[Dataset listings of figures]

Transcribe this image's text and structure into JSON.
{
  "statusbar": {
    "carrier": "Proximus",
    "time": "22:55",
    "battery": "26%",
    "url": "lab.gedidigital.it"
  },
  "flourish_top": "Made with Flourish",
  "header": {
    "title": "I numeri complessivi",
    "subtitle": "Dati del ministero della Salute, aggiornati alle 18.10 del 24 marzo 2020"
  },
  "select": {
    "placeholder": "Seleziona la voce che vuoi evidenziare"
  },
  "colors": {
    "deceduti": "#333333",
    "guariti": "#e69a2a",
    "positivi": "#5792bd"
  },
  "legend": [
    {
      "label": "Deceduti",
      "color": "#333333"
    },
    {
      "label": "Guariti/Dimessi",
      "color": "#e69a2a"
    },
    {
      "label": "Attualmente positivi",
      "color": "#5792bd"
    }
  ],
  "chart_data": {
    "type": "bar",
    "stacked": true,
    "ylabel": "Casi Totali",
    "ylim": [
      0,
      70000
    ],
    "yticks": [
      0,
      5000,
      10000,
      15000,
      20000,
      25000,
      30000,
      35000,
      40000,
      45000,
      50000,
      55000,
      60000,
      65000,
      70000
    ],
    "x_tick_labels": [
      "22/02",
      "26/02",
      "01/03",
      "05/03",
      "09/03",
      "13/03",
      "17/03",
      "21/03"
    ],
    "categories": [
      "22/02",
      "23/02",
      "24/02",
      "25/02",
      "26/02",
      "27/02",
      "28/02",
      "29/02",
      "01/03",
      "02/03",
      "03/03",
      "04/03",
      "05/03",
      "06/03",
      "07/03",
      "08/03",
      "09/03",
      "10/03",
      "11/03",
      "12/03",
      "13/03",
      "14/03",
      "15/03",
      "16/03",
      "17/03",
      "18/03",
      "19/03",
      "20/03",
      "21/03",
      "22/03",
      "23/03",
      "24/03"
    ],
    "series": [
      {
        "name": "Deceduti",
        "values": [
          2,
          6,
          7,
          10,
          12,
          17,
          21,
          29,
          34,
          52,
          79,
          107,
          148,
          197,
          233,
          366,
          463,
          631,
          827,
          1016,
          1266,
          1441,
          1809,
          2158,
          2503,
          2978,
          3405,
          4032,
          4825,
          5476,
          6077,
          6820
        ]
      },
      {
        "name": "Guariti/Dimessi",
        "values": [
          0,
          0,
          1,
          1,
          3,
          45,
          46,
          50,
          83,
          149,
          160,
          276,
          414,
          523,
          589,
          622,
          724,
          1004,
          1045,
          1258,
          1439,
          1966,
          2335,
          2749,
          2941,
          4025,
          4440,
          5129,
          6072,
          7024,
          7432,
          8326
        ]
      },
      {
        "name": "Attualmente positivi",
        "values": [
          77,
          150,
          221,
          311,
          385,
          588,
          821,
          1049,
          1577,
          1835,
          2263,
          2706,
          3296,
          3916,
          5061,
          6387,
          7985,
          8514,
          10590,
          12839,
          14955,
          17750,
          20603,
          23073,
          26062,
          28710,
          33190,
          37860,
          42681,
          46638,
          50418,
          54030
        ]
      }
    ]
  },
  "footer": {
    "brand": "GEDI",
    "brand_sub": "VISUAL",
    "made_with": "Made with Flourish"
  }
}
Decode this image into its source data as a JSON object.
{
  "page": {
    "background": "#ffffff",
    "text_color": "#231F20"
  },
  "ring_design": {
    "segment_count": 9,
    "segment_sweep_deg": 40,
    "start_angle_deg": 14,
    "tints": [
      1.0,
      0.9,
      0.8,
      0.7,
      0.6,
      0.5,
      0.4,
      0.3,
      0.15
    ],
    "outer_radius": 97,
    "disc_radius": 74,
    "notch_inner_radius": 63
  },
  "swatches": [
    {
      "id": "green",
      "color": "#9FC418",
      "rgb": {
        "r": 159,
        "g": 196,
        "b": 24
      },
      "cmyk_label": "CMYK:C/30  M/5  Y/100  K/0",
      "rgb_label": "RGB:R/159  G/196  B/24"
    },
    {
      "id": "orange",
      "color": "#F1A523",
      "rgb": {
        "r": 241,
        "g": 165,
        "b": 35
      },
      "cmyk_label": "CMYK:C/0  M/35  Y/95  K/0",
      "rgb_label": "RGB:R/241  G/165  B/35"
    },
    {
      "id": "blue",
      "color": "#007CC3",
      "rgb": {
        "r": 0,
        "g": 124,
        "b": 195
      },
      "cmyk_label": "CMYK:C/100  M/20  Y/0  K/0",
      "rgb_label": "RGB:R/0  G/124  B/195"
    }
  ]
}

Exercise task:
Copy all the records above exactly, missing none.

Completed exercise:
Transcribe this image's text and structure into JSON.
{
  "statusbar": {
    "carrier": "Proximus",
    "time": "22:55",
    "battery": "26%",
    "url": "lab.gedidigital.it"
  },
  "flourish_top": "Made with Flourish",
  "header": {
    "title": "I numeri complessivi",
    "subtitle": "Dati del ministero della Salute, aggiornati alle 18.10 del 24 marzo 2020"
  },
  "select": {
    "placeholder": "Seleziona la voce che vuoi evidenziare"
  },
  "colors": {
    "deceduti": "#333333",
    "guariti": "#e69a2a",
    "positivi": "#5792bd"
  },
  "legend": [
    {
      "label": "Deceduti",
      "color": "#333333"
    },
    {
      "label": "Guariti/Dimessi",
      "color": "#e69a2a"
    },
    {
      "label": "Attualmente positivi",
      "color": "#5792bd"
    }
  ],
  "chart_data": {
    "type": "bar",
    "stacked": true,
    "ylabel": "Casi Totali",
    "ylim": [
      0,
      70000
    ],
    "yticks": [
      0,
      5000,
      10000,
      15000,
      20000,
      25000,
      30000,
      35000,
      40000,
      45000,
      50000,
      55000,
      60000,
      65000,
      70000
    ],
    "x_tick_labels": [
      "22/02",
      "26/02",
      "01/03",
      "05/03",
      "09/03",
      "13/03",
      "17/03",
      "21/03"
    ],
    "categories": [
      "22/02",
      "23/02",
      "24/02",
      "25/02",
      "26/02",
      "27/02",
      "28/02",
      "29/02",
      "01/03",
      "02/03",
      "03/03",
      "04/03",
      "05/03",
      "06/03",
      "07/03",
      "08/03",
      "09/03",
      "10/03",
      "11/03",
      "12/03",
      "13/03",
      "14/03",
      "15/03",
      "16/03",
      "17/03",
      "18/03",
      "19/03",
      "20/03",
      "21/03",
      "22/03",
      "23/03",
      "24/03"
    ],
    "series": [
      {
        "name": "Deceduti",
        "values": [
          2,
          6,
          7,
          10,
          12,
          17,
          21,
          29,
          34,
          52,
          79,
          107,
          148,
          197,
          233,
          366,
          463,
          631,
          827,
          1016,
          1266,
          1441,
          1809,
          2158,
          2503,
          2978,
          3405,
          4032,
          4825,
          5476,
          6077,
          6820
        ]
      },
      {
        "name": "Guariti/Dimessi",
        "values": [
          0,
          0,
          1,
          1,
          3,
          45,
          46,
          50,
          83,
          149,
          160,
          276,
          414,
          523,
          589,
          622,
          724,
          1004,
          1045,
          1258,
          1439,
          1966,
          2335,
          2749,
          2941,
          4025,
          4440,
          5129,
          6072,
          7024,
          7432,
          8326
        ]
      },
      {
        "name": "Attualmente positivi",
        "values": [
          77,
          150,
          221,
          311,
          385,
          588,
          821,
          1049,
          1577,
          1835,
          2263,
          2706,
          3296,
          3916,
          5061,
          6387,
          7985,
          8514,
          10590,
          12839,
          14955,
          17750,
          20603,
          23073,
          26062,
          28710,
          33190,
          37860,
          42681,
          46638,
          50418,
          54030
        ]
      }
    ]
  },
  "footer": {
    "brand": "GEDI",
    "brand_sub": "VISUAL",
    "made_with": "Made with Flourish"
  }
}
Decode this image into its source data as a JSON object.
{
  "page": {
    "background": "#ffffff",
    "text_color": "#231F20"
  },
  "ring_design": {
    "segment_count": 9,
    "segment_sweep_deg": 40,
    "start_angle_deg": 14,
    "tints": [
      1.0,
      0.9,
      0.8,
      0.7,
      0.6,
      0.5,
      0.4,
      0.3,
      0.15
    ],
    "outer_radius": 97,
    "disc_radius": 74,
    "notch_inner_radius": 63
  },
  "swatches": [
    {
      "id": "green",
      "color": "#9FC418",
      "rgb": {
        "r": 159,
        "g": 196,
        "b": 24
      },
      "cmyk_label": "CMYK:C/30  M/5  Y/100  K/0",
      "rgb_label": "RGB:R/159  G/196  B/24"
    },
    {
      "id": "orange",
      "color": "#F1A523",
      "rgb": {
        "r": 241,
        "g": 165,
        "b": 35
      },
      "cmyk_label": "CMYK:C/0  M/35  Y/95  K/0",
      "rgb_label": "RGB:R/241  G/165  B/35"
    },
    {
      "id": "blue",
      "color": "#007CC3",
      "rgb": {
        "r": 0,
        "g": 124,
        "b": 195
      },
      "cmyk_label": "CMYK:C/100  M/20  Y/0  K/0",
      "rgb_label": "RGB:R/0  G/124  B/195"
    }
  ]
}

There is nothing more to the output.